-------- Input material --------
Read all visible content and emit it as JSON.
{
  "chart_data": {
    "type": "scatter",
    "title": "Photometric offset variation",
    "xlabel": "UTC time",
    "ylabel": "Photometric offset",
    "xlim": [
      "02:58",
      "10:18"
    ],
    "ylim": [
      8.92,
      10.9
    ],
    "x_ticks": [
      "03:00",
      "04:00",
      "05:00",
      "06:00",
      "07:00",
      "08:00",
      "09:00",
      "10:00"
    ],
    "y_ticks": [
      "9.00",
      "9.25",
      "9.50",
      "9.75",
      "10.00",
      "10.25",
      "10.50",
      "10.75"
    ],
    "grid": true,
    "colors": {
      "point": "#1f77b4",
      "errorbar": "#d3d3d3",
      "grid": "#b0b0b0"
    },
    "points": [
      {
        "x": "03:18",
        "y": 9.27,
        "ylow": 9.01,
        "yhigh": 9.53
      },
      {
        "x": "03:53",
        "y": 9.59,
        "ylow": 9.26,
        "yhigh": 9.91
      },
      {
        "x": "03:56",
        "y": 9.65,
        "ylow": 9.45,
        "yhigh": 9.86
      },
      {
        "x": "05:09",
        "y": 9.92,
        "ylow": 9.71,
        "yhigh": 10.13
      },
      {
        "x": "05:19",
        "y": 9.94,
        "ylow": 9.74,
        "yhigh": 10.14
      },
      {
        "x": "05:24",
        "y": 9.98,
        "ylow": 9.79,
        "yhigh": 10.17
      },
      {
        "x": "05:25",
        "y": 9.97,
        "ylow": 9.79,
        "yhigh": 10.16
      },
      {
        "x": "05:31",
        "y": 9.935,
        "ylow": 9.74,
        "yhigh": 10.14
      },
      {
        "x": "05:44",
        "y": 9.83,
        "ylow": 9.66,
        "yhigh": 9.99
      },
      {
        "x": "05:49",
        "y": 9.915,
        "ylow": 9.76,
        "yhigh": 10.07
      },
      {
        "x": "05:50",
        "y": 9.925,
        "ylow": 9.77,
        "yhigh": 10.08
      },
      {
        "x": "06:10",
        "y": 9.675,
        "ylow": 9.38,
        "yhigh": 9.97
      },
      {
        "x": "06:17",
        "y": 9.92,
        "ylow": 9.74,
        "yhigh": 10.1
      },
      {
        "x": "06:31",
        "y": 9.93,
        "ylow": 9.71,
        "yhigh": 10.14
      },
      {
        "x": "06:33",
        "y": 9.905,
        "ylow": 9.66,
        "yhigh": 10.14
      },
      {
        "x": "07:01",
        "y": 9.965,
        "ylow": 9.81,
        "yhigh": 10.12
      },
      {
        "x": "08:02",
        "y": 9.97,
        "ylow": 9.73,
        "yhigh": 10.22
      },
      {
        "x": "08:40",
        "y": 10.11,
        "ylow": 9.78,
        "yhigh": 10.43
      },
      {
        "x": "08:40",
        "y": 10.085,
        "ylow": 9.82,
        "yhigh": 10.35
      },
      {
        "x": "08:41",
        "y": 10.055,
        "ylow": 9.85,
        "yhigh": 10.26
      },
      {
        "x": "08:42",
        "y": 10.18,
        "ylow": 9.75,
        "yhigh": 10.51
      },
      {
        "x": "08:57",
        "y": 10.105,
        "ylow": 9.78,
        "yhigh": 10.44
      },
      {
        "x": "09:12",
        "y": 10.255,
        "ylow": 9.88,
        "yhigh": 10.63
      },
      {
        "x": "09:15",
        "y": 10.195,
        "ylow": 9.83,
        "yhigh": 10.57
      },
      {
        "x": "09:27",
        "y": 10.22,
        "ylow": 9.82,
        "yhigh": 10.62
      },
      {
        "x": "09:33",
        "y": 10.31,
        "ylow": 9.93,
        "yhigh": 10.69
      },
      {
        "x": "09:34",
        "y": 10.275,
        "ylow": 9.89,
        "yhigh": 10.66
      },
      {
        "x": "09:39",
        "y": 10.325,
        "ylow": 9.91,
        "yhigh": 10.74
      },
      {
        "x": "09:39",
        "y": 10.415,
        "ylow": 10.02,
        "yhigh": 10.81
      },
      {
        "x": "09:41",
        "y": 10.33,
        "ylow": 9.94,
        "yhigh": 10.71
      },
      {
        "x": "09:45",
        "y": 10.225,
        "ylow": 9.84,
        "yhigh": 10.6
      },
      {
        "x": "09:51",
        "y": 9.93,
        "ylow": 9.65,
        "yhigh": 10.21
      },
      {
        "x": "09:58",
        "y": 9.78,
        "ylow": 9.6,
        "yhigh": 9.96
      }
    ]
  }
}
--------
● **Goal**
Read the data above. Pull out each line in which the string "offset" appears.

● **Response for this exercise**
    "title": "Photometric offset variation",
    "ylabel": "Photometric offset",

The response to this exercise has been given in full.